* Begin *

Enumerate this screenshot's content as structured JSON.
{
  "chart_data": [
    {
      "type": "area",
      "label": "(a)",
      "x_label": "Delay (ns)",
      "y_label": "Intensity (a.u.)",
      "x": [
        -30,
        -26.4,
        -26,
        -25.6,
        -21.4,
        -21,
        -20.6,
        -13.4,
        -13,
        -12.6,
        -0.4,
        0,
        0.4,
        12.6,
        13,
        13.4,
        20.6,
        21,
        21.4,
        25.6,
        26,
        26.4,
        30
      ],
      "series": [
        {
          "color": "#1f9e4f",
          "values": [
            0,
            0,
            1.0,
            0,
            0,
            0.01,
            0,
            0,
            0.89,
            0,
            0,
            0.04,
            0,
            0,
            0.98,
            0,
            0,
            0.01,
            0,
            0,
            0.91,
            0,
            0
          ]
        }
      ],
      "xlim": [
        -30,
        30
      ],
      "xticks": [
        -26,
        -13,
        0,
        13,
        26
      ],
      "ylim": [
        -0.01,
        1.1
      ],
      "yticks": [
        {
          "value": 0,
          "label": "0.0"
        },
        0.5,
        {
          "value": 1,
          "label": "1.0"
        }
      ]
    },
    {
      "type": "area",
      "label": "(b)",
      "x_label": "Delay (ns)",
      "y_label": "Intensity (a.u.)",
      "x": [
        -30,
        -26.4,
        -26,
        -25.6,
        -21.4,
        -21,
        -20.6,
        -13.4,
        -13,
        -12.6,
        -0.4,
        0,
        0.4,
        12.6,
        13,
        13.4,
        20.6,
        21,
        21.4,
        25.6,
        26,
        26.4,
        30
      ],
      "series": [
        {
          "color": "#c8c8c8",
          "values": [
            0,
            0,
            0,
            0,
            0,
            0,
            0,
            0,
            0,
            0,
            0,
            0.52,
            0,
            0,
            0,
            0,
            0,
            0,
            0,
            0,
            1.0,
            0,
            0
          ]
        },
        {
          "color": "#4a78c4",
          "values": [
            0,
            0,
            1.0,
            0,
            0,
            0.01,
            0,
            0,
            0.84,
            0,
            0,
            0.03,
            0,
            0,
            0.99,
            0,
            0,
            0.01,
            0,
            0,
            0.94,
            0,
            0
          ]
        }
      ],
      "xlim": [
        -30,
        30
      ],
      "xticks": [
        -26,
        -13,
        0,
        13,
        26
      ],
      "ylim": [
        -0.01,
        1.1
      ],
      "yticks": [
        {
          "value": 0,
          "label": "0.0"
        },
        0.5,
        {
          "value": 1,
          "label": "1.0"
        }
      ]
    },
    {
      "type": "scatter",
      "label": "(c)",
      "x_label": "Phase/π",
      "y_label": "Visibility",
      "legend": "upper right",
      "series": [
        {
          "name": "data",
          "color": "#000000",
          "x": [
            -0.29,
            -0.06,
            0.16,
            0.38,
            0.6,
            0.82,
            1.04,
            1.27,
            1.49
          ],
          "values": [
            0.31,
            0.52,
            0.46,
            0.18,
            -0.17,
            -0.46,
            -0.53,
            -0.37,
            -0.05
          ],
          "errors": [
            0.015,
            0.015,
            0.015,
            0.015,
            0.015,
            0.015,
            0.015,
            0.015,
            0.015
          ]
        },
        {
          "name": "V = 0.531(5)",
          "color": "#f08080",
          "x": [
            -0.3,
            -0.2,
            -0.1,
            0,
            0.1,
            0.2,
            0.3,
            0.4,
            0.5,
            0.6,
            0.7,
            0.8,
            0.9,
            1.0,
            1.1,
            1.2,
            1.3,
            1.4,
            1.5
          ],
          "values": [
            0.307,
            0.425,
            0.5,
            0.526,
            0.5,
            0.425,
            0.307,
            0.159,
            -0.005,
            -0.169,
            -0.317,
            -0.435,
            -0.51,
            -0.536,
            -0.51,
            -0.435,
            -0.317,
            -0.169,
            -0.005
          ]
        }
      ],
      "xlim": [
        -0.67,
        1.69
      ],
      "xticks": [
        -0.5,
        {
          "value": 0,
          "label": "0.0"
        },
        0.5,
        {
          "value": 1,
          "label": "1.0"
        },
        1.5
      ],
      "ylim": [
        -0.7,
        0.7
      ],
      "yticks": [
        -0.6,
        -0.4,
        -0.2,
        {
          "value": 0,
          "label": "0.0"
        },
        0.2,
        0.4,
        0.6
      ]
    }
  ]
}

* End *

● **Request**
Say, as a bare number, how many lines in the entries above include the string "color".

● **Correct output**
5